» **Source**
---+---

I am planning on moving 20 minutes away from XH but it will cross state line. I have sole custody and we have shared visitation. I cannot get him to sit down to talk without DD present.
I feel that this is adult talk and she does not need to hear it. He says that he doesn't know when he will have time. He doesn't know that moving is what the talk will be about but I am sure that he realizes that it's coming. He asked me when we got divorced, how long it would be before I moved.
Do I call him and talk over the phone, do I just talk with DD present, or do I just go to court?
I would hope that he doesn't fight it since 1. it would cost me money, 2. He can see her anytime regardless of what the papers state, 3. He is paying less than what the state dictates for support and I could take him back for more money, 4. we have a great parenting relationship.
I think he is just trying to 'have power' over me and be in control.

 
Jademom07

Asked by Jademom07 at 11:59 AM on Oct. 22, 2010 in Relationships

Level 34 (64,323 Credits)
This question is closed.
Answers (8)
  • I sounds like either he wants to not face that you are moving or as you said trying to make it hard on you. I would still spend the time and go to court. It might come back and bite you in the butt later if you don't. I know it is only 20 minutes away but since it is in a different state they may have different laws than the one you are in now. Hope it all works out for you GL!
    momofangels5

    Answer by momofangels5 at 12:51 PM on Oct. 22, 2010

  • I understand not wanting to talk in front of the kid...can you just meet at a park or a playspace somewhere? the phone will have to work if you can't meet somewhere.
    wheresthewayout

    Answer by wheresthewayout at 12:03 PM on Oct. 22, 2010

  • Well, I'd go ahead and approach it with him, or send him a letter in writing. You should go to court and get legal permission, or he may come after you later, and you could be in trouble. My ex gave me trouble and I moved within the state. It doesn't matter if you say that he can see his child anytime, regardless of what court papers say, he may need confirmation of that depending on your relationship.

---+---

» **What you have to do**
Extend the forum thread about moving across a state line under a custody arrangement, picking up after its last line. The data after this point comes from a separate, unrelated source.

» **Given information**
---+---

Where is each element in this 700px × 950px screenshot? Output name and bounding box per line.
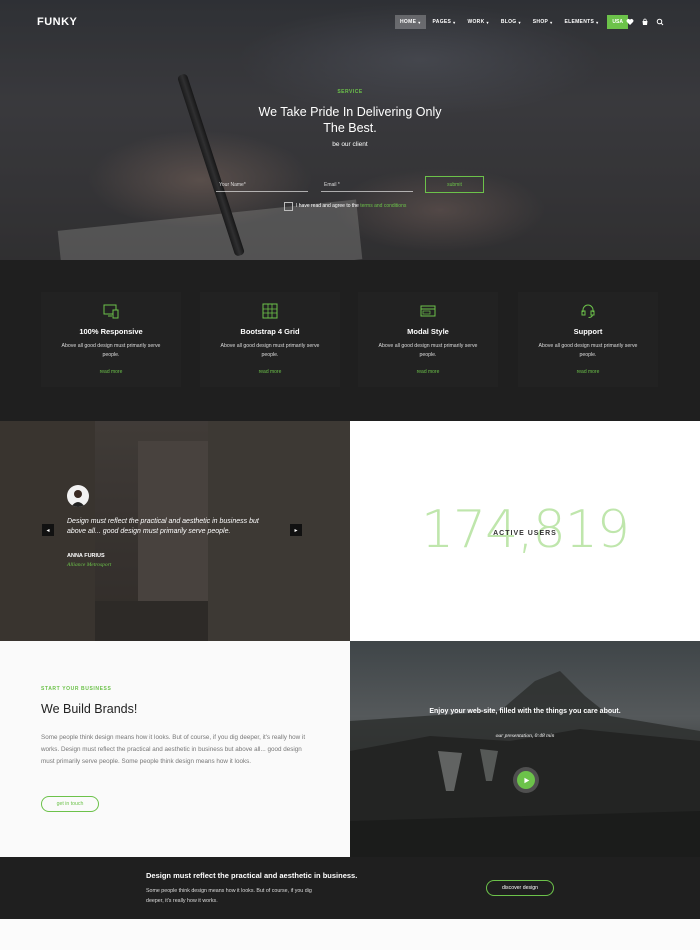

---+---

» **Output of the exercise**
    Either way, I'd bring it up, and get legal permission. Good Luck!!
    ohwrite

    Answer by ohwrite at 12:05 PM on Oct. 22, 2010

  • I would just call or e-mail him; moving just 20 minutes away really isn't that big of a deal- He should be fine with it-
    daisyb

    Answer by daisyb at 12:08 PM on Oct. 22, 2010

  • 20 mins is not that far away and I would suggest if he doesnt want to talk to you about it in person then send an email explaining the situation. Also you can not move without the permission of the court anyways because it is crossing state lines.
    4_28_bbboy

    Answer by 4_28_bbboy at 12:39 PM on Oct. 22, 2010

  • I'd just talk to him over the phone....
    Anna92464

    Answer by Anna92464 at 12:47 PM on Oct. 22, 2010

  • Tell him what the conversation is about before he gets to the house. That will allow him some time to prepare. Then ask him for a specific time and date for when he can come talk to you about it. If does not come, then try talking over the phone about it. If those don't work, then you may have to go to court. However, since this is in regards of your dd, it might be beneficial for her to be a part of the conversation, depending on how old she is.

    krissyvelazquez

    Answer by krissyvelazquez at 2:07 PM on Oct. 22, 2010

  • All great thoughts, Ladies. DD is 3 and is still in the frame of mind that when mom and dad talk it's arguing so she will be trying to 'break it up' by getting us to play with her.
    I will call him and talk on the phone, I will also have to take it to court but if he agrees, it will cost nothing to petition the court. If he won't talk or objects, it will cost $350-500.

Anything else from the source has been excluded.